§ Input records
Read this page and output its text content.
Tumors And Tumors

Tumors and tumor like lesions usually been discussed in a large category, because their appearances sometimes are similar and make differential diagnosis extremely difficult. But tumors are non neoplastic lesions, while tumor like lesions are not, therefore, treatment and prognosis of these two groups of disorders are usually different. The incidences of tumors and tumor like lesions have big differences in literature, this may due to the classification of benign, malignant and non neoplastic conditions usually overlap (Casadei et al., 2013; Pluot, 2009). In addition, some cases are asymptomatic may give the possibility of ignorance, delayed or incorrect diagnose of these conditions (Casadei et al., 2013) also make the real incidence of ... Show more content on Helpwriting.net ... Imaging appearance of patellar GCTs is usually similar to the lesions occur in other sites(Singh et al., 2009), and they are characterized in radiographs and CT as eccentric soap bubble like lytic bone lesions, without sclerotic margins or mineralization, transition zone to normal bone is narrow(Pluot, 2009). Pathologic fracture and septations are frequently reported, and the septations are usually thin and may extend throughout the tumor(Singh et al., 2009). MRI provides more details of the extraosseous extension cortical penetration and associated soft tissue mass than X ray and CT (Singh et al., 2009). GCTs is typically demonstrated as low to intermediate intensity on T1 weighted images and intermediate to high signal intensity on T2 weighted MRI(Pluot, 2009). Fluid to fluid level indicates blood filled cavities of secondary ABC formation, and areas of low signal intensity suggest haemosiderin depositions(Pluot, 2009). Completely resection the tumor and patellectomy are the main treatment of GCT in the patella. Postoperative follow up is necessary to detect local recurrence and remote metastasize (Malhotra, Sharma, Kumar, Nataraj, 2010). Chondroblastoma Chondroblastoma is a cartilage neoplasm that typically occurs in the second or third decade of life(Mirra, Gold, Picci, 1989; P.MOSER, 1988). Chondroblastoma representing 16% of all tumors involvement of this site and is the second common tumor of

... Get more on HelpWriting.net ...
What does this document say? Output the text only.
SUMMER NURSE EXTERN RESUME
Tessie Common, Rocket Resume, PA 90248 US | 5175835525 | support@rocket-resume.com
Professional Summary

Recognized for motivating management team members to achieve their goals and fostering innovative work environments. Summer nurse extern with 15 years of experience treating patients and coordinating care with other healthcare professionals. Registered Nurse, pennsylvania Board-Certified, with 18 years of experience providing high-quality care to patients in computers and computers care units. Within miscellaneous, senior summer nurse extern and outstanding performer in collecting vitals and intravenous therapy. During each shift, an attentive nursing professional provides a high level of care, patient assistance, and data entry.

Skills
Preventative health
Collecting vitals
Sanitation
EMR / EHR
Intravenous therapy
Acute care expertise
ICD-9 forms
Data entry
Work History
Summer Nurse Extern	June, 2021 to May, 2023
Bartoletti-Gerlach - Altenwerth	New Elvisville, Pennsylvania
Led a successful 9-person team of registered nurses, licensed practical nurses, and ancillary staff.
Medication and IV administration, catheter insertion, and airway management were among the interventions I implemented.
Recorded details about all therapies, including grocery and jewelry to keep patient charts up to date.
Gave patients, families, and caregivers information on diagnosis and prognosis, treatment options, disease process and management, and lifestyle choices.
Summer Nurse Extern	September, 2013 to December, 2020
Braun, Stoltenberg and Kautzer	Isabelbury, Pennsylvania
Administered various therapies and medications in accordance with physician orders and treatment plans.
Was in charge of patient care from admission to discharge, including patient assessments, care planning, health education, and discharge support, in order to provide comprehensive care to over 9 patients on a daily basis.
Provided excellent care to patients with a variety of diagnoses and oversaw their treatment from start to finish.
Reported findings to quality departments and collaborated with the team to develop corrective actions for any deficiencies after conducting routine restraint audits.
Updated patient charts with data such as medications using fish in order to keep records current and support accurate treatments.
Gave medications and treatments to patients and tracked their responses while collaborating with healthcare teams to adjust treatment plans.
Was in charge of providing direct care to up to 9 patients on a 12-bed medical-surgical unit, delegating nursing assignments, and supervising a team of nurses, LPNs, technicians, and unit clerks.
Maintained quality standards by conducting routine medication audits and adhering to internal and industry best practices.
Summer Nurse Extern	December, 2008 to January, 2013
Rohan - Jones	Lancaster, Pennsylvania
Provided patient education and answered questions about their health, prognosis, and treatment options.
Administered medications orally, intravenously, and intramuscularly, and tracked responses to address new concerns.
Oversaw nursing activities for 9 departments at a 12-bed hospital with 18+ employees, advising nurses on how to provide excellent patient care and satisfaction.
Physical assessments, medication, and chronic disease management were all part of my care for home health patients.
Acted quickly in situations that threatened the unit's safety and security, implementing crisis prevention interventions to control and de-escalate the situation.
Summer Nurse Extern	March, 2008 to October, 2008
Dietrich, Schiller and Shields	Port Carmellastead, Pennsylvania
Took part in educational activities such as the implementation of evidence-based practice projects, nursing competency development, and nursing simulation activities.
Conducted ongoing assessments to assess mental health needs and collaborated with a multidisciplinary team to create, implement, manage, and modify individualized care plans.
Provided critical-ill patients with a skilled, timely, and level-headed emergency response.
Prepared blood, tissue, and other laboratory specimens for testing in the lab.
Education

§ The task
All the entries above need to be repeated word for word.

§ Solution for this task
Read this page and output its text content.
Tumors And Tumors

Tumors and tumor like lesions usually been discussed in a large category, because their appearances sometimes are similar and make differential diagnosis extremely difficult. But tumors are non neoplastic lesions, while tumor like lesions are not, therefore, treatment and prognosis of these two groups of disorders are usually different. The incidences of tumors and tumor like lesions have big differences in literature, this may due to the classification of benign, malignant and non neoplastic conditions usually overlap (Casadei et al., 2013; Pluot, 2009). In addition, some cases are asymptomatic may give the possibility of ignorance, delayed or incorrect diagnose of these conditions (Casadei et al., 2013) also make the real incidence of ... Show more content on Helpwriting.net ... Imaging appearance of patellar GCTs is usually similar to the lesions occur in other sites(Singh et al., 2009), and they are characterized in radiographs and CT as eccentric soap bubble like lytic bone lesions, without sclerotic margins or mineralization, transition zone to normal bone is narrow(Pluot, 2009). Pathologic fracture and septations are frequently reported, and the septations are usually thin and may extend throughout the tumor(Singh et al., 2009). MRI provides more details of the extraosseous extension cortical penetration and associated soft tissue mass than X ray and CT (Singh et al., 2009). GCTs is typically demonstrated as low to intermediate intensity on T1 weighted images and intermediate to high signal intensity on T2 weighted MRI(Pluot, 2009). Fluid to fluid level indicates blood filled cavities of secondary ABC formation, and areas of low signal intensity suggest haemosiderin depositions(Pluot, 2009). Completely resection the tumor and patellectomy are the main treatment of GCT in the patella. Postoperative follow up is necessary to detect local recurrence and remote metastasize (Malhotra, Sharma, Kumar, Nataraj, 2010). Chondroblastoma Chondroblastoma is a cartilage neoplasm that typically occurs in the second or third decade of life(Mirra, Gold, Picci, 1989; P.MOSER, 1988). Chondroblastoma representing 16% of all tumors involvement of this site and is the second common tumor of

... Get more on HelpWriting.net ...
What does this document say? Output the text only.
SUMMER NURSE EXTERN RESUME
Tessie Common, Rocket Resume, PA 90248 US | 5175835525 | support@rocket-resume.com
Professional Summary

Recognized for motivating management team members to achieve their goals and fostering innovative work environments. Summer nurse extern with 15 years of experience treating patients and coordinating care with other healthcare professionals. Registered Nurse, pennsylvania Board-Certified, with 18 years of experience providing high-quality care to patients in computers and computers care units. Within miscellaneous, senior summer nurse extern and outstanding performer in collecting vitals and intravenous therapy. During each shift, an attentive nursing professional provides a high level of care, patient assistance, and data entry.

Skills
Preventative health
Collecting vitals
Sanitation
EMR / EHR
Intravenous therapy
Acute care expertise
ICD-9 forms
Data entry
Work History
Summer Nurse Extern	June, 2021 to May, 2023
Bartoletti-Gerlach - Altenwerth	New Elvisville, Pennsylvania
Led a successful 9-person team of registered nurses, licensed practical nurses, and ancillary staff.
Medication and IV administration, catheter insertion, and airway management were among the interventions I implemented.
Recorded details about all therapies, including grocery and jewelry to keep patient charts up to date.
Gave patients, families, and caregivers information on diagnosis and prognosis, treatment options, disease process and management, and lifestyle choices.
Summer Nurse Extern	September, 2013 to December, 2020
Braun, Stoltenberg and Kautzer	Isabelbury, Pennsylvania
Administered various therapies and medications in accordance with physician orders and treatment plans.
Was in charge of patient care from admission to discharge, including patient assessments, care planning, health education, and discharge support, in order to provide comprehensive care to over 9 patients on a daily basis.
Provided excellent care to patients with a variety of diagnoses and oversaw their treatment from start to finish.
Reported findings to quality departments and collaborated with the team to develop corrective actions for any deficiencies after conducting routine restraint audits.
Updated patient charts with data such as medications using fish in order to keep records current and support accurate treatments.
Gave medications and treatments to patients and tracked their responses while collaborating with healthcare teams to adjust treatment plans.
Was in charge of providing direct care to up to 9 patients on a 12-bed medical-surgical unit, delegating nursing assignments, and supervising a team of nurses, LPNs, technicians, and unit clerks.
Maintained quality standards by conducting routine medication audits and adhering to internal and industry best practices.
Summer Nurse Extern	December, 2008 to January, 2013
Rohan - Jones	Lancaster, Pennsylvania
Provided patient education and answered questions about their health, prognosis, and treatment options.
Administered medications orally, intravenously, and intramuscularly, and tracked responses to address new concerns.
Oversaw nursing activities for 9 departments at a 12-bed hospital with 18+ employees, advising nurses on how to provide excellent patient care and satisfaction.
Physical assessments, medication, and chronic disease management were all part of my care for home health patients.
Acted quickly in situations that threatened the unit's safety and security, implementing crisis prevention interventions to control and de-escalate the situation.
Summer Nurse Extern	March, 2008 to October, 2008
Dietrich, Schiller and Shields	Port Carmellastead, Pennsylvania
Took part in educational activities such as the implementation of evidence-based practice projects, nursing competency development, and nursing simulation activities.
Conducted ongoing assessments to assess mental health needs and collaborated with a multidisciplinary team to create, implement, manage, and modify individualized care plans.
Provided critical-ill patients with a skilled, timely, and level-headed emergency response.
Prepared blood, tissue, and other laboratory specimens for testing in the lab.
Education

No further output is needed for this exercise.